----- ITEMS

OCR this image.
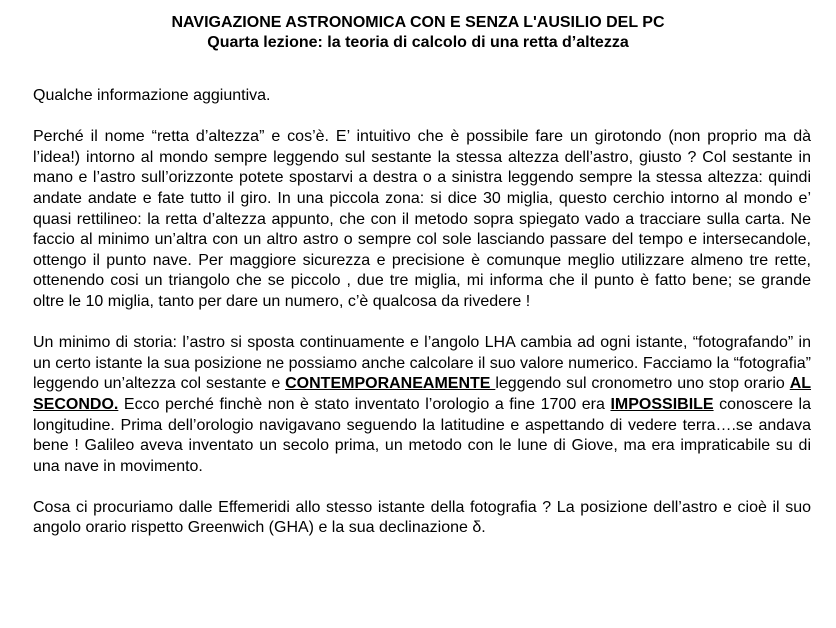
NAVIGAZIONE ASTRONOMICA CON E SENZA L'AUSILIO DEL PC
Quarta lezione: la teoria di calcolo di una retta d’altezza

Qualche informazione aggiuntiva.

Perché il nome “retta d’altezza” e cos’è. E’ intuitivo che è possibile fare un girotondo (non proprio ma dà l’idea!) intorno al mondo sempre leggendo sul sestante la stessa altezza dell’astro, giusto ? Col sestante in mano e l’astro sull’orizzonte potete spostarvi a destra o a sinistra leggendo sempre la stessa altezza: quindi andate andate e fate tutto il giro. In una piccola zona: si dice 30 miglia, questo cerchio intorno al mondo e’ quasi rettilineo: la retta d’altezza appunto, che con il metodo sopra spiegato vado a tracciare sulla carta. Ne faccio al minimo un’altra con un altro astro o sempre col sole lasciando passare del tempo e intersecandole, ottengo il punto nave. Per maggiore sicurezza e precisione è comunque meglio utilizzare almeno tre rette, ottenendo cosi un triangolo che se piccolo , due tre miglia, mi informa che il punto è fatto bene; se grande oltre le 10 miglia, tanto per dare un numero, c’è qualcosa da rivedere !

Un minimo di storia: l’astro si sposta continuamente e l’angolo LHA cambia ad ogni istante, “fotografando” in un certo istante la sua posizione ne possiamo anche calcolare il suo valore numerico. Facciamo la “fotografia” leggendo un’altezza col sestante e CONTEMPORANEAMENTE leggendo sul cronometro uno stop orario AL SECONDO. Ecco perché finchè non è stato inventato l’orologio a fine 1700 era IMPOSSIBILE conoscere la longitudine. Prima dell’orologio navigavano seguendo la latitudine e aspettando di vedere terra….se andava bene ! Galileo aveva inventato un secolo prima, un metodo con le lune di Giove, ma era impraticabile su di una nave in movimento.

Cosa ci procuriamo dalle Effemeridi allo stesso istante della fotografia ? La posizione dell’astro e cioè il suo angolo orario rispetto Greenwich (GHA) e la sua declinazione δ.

----------

• REQUIRED TASK: Copy out all the data without changing anything, and drop the pictures.

• WRITTEN RESPONSE:
OCR this image.
NAVIGAZIONE ASTRONOMICA CON E SENZA L'AUSILIO DEL PC
Quarta lezione: la teoria di calcolo di una retta d’altezza

Qualche informazione aggiuntiva.

Perché il nome “retta d’altezza” e cos’è. E’ intuitivo che è possibile fare un girotondo (non proprio ma dà l’idea!) intorno al mondo sempre leggendo sul sestante la stessa altezza dell’astro, giusto ? Col sestante in mano e l’astro sull’orizzonte potete spostarvi a destra o a sinistra leggendo sempre la stessa altezza: quindi andate andate e fate tutto il giro. In una piccola zona: si dice 30 miglia, questo cerchio intorno al mondo e’ quasi rettilineo: la retta d’altezza appunto, che con il metodo sopra spiegato vado a tracciare sulla carta. Ne faccio al minimo un’altra con un altro astro o sempre col sole lasciando passare del tempo e intersecandole, ottengo il punto nave. Per maggiore sicurezza e precisione è comunque meglio utilizzare almeno tre rette, ottenendo cosi un triangolo che se piccolo , due tre miglia, mi informa che il punto è fatto bene; se grande oltre le 10 miglia, tanto per dare un numero, c’è qualcosa da rivedere !

Un minimo di storia: l’astro si sposta continuamente e l’angolo LHA cambia ad ogni istante, “fotografando” in un certo istante la sua posizione ne possiamo anche calcolare il suo valore numerico. Facciamo la “fotografia” leggendo un’altezza col sestante e CONTEMPORANEAMENTE leggendo sul cronometro uno stop orario AL SECONDO. Ecco perché finchè non è stato inventato l’orologio a fine 1700 era IMPOSSIBILE conoscere la longitudine. Prima dell’orologio navigavano seguendo la latitudine e aspettando di vedere terra….se andava bene ! Galileo aveva inventato un secolo prima, un metodo con le lune di Giove, ma era impraticabile su di una nave in movimento.

Cosa ci procuriamo dalle Effemeridi allo stesso istante della fotografia ? La posizione dell’astro e cioè il suo angolo orario rispetto Greenwich (GHA) e la sua declinazione δ.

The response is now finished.